Given instruction:
List all the lines in these records that hold "value".
════════
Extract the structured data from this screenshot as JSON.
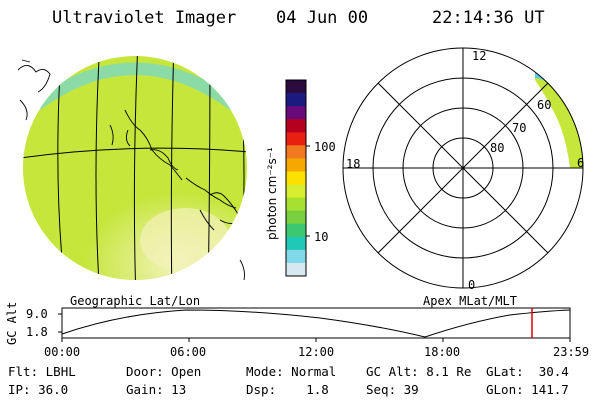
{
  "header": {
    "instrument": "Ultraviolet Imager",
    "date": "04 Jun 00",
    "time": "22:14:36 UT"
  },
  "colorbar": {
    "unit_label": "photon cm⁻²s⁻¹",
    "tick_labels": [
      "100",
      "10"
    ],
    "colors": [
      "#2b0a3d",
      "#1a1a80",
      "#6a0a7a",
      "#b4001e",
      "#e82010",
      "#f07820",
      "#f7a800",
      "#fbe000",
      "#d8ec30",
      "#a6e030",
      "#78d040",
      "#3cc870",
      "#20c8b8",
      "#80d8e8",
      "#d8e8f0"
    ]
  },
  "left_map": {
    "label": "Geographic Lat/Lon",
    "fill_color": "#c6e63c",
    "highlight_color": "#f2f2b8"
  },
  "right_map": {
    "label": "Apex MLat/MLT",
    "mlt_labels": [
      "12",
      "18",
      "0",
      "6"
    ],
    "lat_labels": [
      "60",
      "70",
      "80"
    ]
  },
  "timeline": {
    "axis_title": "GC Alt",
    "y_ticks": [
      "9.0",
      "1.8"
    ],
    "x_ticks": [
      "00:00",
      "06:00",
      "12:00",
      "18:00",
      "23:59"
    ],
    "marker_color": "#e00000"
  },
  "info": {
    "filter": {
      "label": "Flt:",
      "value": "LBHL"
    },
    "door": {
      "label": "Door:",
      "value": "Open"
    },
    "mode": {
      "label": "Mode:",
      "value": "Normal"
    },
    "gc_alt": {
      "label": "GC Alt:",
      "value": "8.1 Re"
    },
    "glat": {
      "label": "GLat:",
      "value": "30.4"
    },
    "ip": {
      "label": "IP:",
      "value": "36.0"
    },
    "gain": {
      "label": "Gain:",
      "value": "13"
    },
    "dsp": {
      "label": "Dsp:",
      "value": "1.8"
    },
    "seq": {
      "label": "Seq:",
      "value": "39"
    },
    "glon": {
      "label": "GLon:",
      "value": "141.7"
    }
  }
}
════════
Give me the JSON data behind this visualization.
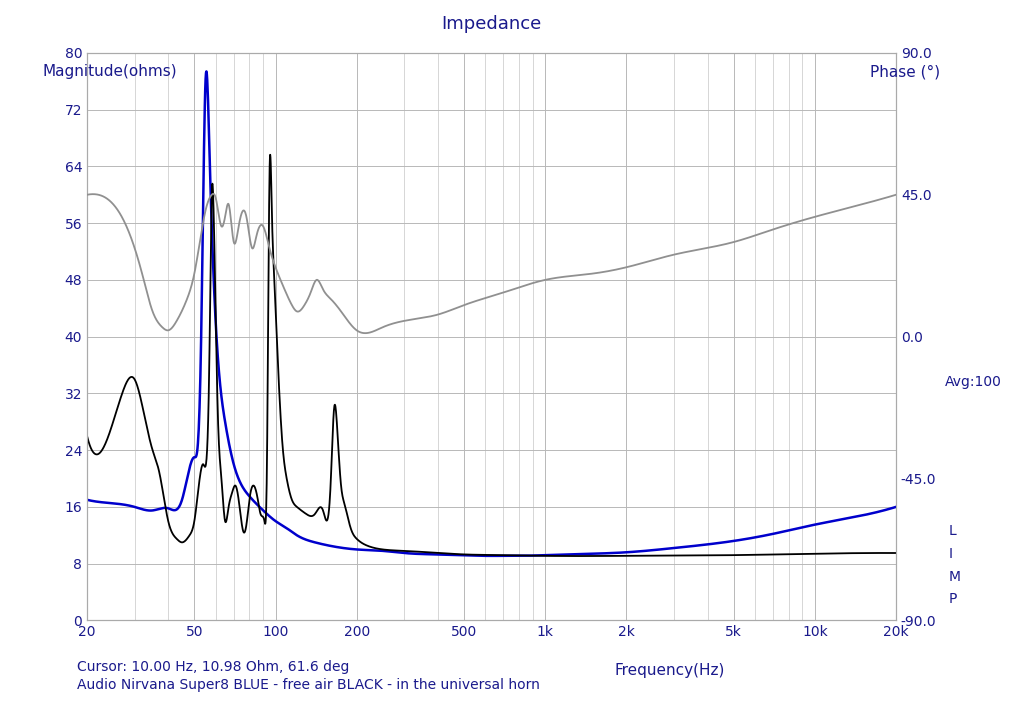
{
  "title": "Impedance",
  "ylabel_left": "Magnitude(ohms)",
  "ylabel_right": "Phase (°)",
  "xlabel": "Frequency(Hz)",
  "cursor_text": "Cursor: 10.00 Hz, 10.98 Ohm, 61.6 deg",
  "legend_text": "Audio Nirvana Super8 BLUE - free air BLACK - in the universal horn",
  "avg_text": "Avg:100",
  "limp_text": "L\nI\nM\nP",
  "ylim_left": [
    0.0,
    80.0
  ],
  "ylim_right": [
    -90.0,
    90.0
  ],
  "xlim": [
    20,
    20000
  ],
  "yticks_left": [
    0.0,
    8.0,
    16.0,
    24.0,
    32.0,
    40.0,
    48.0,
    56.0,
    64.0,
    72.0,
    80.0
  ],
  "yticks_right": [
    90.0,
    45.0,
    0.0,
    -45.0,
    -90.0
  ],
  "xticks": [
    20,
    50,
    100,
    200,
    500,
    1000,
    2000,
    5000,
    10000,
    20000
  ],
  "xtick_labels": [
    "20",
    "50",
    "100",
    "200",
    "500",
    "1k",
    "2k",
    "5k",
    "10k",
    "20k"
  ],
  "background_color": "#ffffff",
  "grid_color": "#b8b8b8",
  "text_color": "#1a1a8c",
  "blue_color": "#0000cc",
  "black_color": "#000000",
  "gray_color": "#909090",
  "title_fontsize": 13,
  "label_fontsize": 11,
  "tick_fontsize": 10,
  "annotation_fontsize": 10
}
════════
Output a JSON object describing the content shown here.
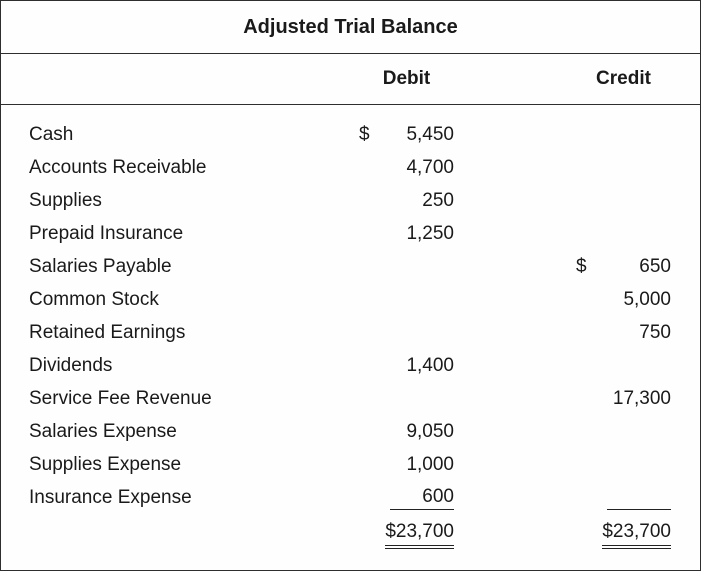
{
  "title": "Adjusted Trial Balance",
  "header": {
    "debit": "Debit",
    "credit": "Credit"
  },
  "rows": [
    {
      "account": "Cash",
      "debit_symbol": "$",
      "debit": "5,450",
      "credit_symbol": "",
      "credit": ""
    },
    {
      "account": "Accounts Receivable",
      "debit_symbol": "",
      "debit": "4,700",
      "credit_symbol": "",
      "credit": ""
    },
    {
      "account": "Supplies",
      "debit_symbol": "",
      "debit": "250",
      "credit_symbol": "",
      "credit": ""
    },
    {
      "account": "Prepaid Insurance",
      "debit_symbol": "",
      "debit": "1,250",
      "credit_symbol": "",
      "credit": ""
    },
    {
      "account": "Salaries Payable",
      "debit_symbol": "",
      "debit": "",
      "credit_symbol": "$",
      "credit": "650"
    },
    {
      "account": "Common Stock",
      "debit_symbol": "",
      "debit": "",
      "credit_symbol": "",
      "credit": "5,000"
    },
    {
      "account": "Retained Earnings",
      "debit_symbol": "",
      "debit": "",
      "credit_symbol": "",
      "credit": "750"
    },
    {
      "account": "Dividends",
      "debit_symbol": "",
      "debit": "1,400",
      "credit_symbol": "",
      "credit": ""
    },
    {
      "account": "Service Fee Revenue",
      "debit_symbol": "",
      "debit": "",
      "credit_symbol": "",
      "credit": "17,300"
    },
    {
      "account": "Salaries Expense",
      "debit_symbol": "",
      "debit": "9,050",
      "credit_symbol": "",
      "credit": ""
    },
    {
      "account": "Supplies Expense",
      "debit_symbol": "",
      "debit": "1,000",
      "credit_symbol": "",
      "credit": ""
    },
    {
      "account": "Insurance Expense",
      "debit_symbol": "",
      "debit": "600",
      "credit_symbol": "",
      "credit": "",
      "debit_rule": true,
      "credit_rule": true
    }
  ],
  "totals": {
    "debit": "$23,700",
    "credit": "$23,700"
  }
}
════════
Answer for this exercise:
      "value": "LBHL"
      "value": "Open"
      "value": "Normal"
      "value": "8.1 Re"
      "value": "30.4"
      "value": "36.0"
      "value": "13"
      "value": "1.8"
      "value": "39"
      "value": "141.7"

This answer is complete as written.